Return the number of lines that contain the word "JSON", and return nothing else.

(Stored data entries)
-- begin --
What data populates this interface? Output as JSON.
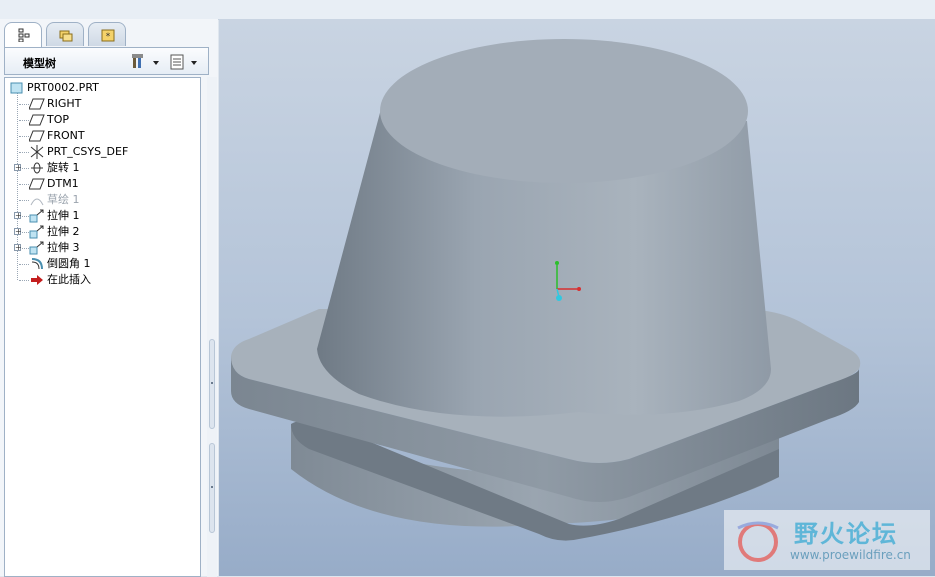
{
  "left_pane": {
    "tabs": [
      {
        "icon": "model-tree-tab-icon",
        "active": true
      },
      {
        "icon": "folder-browser-tab-icon",
        "active": false
      },
      {
        "icon": "favorites-tab-icon",
        "active": false
      }
    ],
    "panel_title": "模型树",
    "tools": [
      {
        "icon": "tree-settings-icon"
      },
      {
        "icon": "tree-columns-icon"
      }
    ],
    "tree": [
      {
        "label": "PRT0002.PRT",
        "icon": "part-icon",
        "level": 0,
        "expandable": false,
        "disabled": false
      },
      {
        "label": "RIGHT",
        "icon": "datum-plane-icon",
        "level": 1,
        "expandable": false,
        "disabled": false
      },
      {
        "label": "TOP",
        "icon": "datum-plane-icon",
        "level": 1,
        "expandable": false,
        "disabled": false
      },
      {
        "label": "FRONT",
        "icon": "datum-plane-icon",
        "level": 1,
        "expandable": false,
        "disabled": false
      },
      {
        "label": "PRT_CSYS_DEF",
        "icon": "coordinate-system-icon",
        "level": 1,
        "expandable": false,
        "disabled": false
      },
      {
        "label": "旋转 1",
        "icon": "revolve-icon",
        "level": 1,
        "expandable": true,
        "disabled": false
      },
      {
        "label": "DTM1",
        "icon": "datum-plane-icon",
        "level": 1,
        "expandable": false,
        "disabled": false
      },
      {
        "label": "草绘 1",
        "icon": "sketch-icon",
        "level": 1,
        "expandable": false,
        "disabled": true
      },
      {
        "label": "拉伸 1",
        "icon": "extrude-icon",
        "level": 1,
        "expandable": true,
        "disabled": false
      },
      {
        "label": "拉伸 2",
        "icon": "extrude-icon",
        "level": 1,
        "expandable": true,
        "disabled": false
      },
      {
        "label": "拉伸 3",
        "icon": "extrude-icon",
        "level": 1,
        "expandable": true,
        "disabled": false
      },
      {
        "label": "倒圆角 1",
        "icon": "round-icon",
        "level": 1,
        "expandable": false,
        "disabled": false
      },
      {
        "label": "在此插入",
        "icon": "insert-here-arrow-icon",
        "level": 1,
        "expandable": false,
        "disabled": false
      }
    ]
  },
  "viewport": {
    "model": "revolved-cone-on-square-flange",
    "axes_triad": [
      "x-axis-red",
      "y-axis-green",
      "z-axis-cyan"
    ]
  },
  "watermark": {
    "title": "野火论坛",
    "url": "www.proewildfire.cn"
  },
  "colors": {
    "accent": "#9fb1c6",
    "viewport_top": "#c9d4e2",
    "viewport_bottom": "#97acc8",
    "model": "#9aa6b2"
  }
}
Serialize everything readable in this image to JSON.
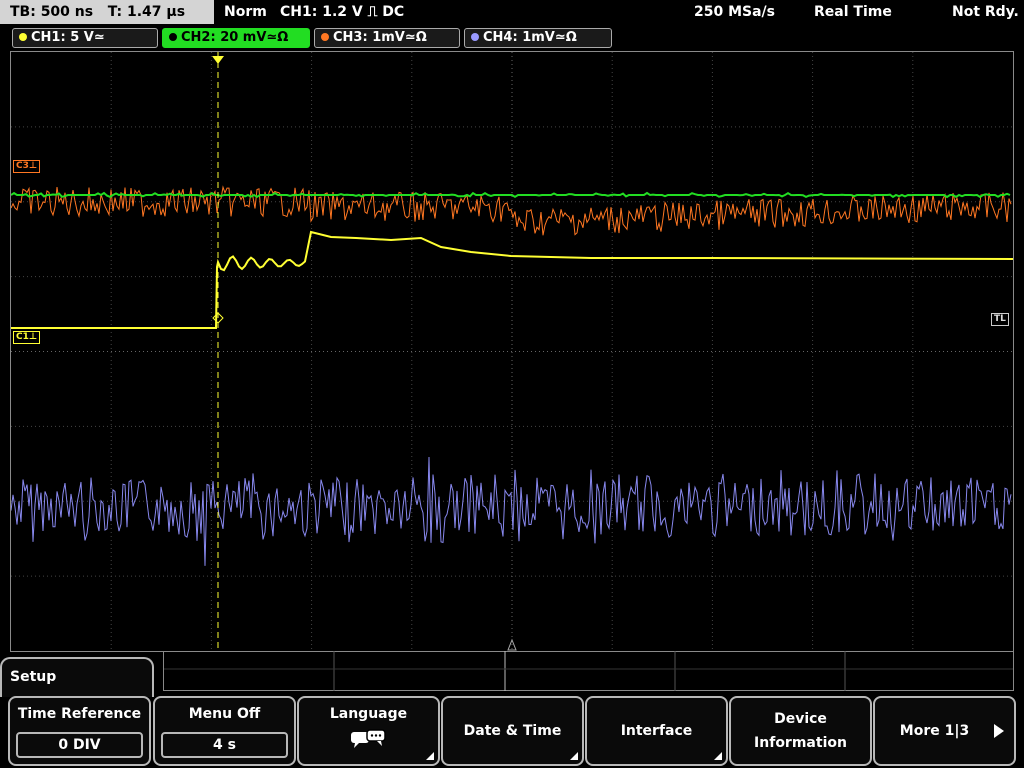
{
  "topbar": {
    "timebase": "TB: 500 ns   T: 1.47 µs",
    "mode": "Norm",
    "trigger": "CH1: 1.2 V ⎍ DC",
    "sample_rate": "250 MSa/s",
    "acq_mode": "Real Time",
    "status": "Not Rdy."
  },
  "channels": [
    {
      "label": "CH1: 5 V≃",
      "color": "#ffff33"
    },
    {
      "label": "CH2: 20 mV≃Ω",
      "color": "#22dd22"
    },
    {
      "label": "CH3: 1mV≃Ω",
      "color": "#ff7722"
    },
    {
      "label": "CH4: 1mV≃Ω",
      "color": "#9999ff"
    }
  ],
  "markers": {
    "c3": "C3⊥",
    "c1": "C1⊥",
    "tl": "TL"
  },
  "menu": {
    "title": "Setup",
    "softkeys": [
      {
        "label": "Time Reference",
        "value": "0 DIV"
      },
      {
        "label": "Menu Off",
        "value": "4 s"
      },
      {
        "label": "Language",
        "icon": "speech-bubbles-icon"
      },
      {
        "label": "Date & Time"
      },
      {
        "label": "Interface"
      },
      {
        "label": "Device Information"
      },
      {
        "label": "More 1|3",
        "icon": "arrow-right-icon"
      }
    ]
  }
}
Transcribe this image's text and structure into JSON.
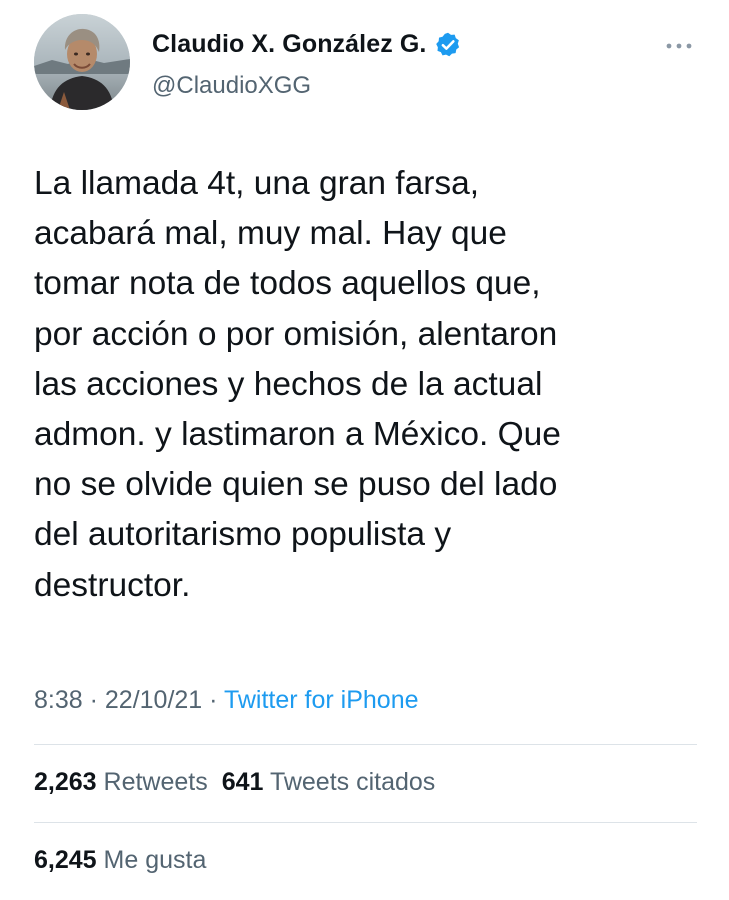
{
  "user": {
    "display_name": "Claudio X. González G.",
    "handle": "@ClaudioXGG",
    "verified_icon": "verified-badge-icon",
    "avatar_icon": "profile-photo"
  },
  "more_icon": "more-options-icon",
  "tweet": {
    "text": "La llamada 4t, una gran farsa,\nacabará mal, muy mal. Hay que\ntomar nota de todos aquellos que,\npor acción o por omisión, alentaron\nlas acciones y hechos de la actual\nadmon. y lastimaron a México. Que\nno se olvide quien se puso del lado\ndel autoritarismo populista y\ndestructor."
  },
  "meta": {
    "time": "8:38",
    "separator1": " · ",
    "date": "22/10/21",
    "separator2": " · ",
    "source": "Twitter for iPhone"
  },
  "stats": {
    "retweets_count": "2,263",
    "retweets_label": "Retweets",
    "quotes_count": "641",
    "quotes_label": "Tweets citados",
    "likes_count": "6,245",
    "likes_label": "Me gusta"
  },
  "colors": {
    "text": "#0f1419",
    "secondary": "#536471",
    "link": "#1d9bf0",
    "divider": "#dde3e8"
  }
}
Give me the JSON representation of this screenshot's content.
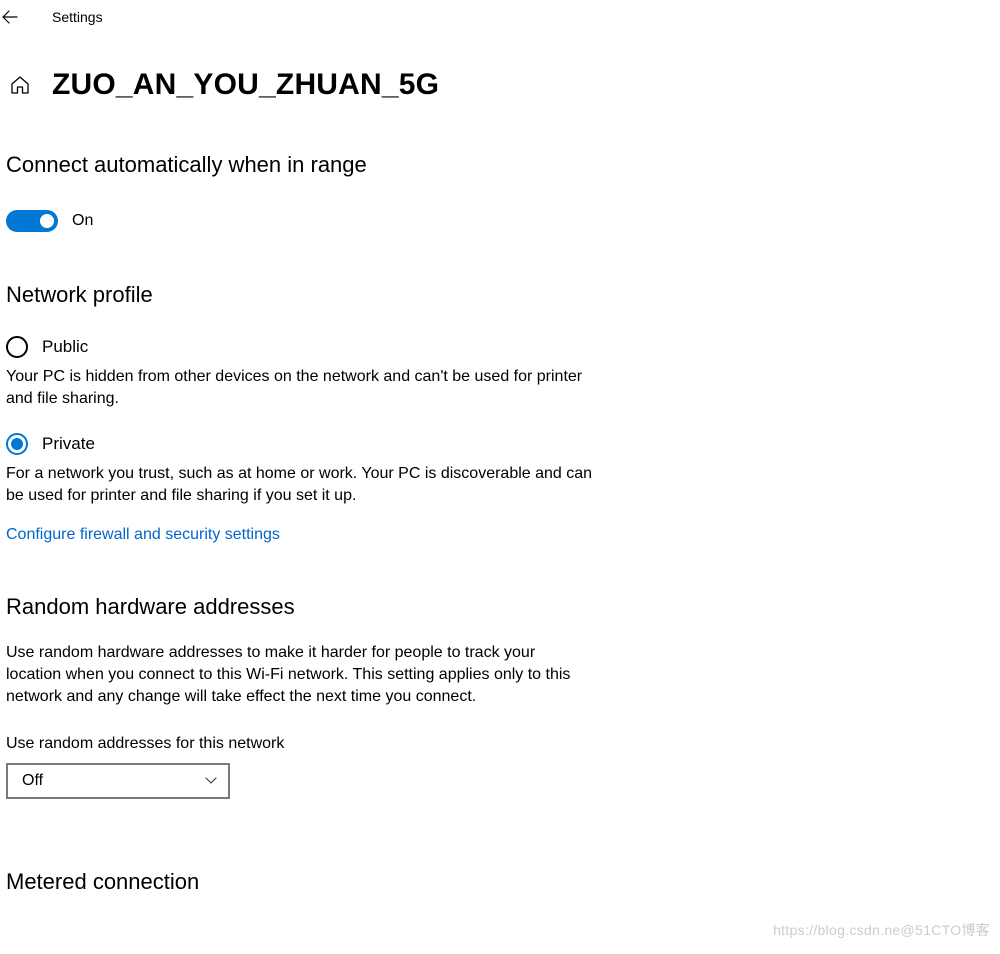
-- end --
* _Expected output_
4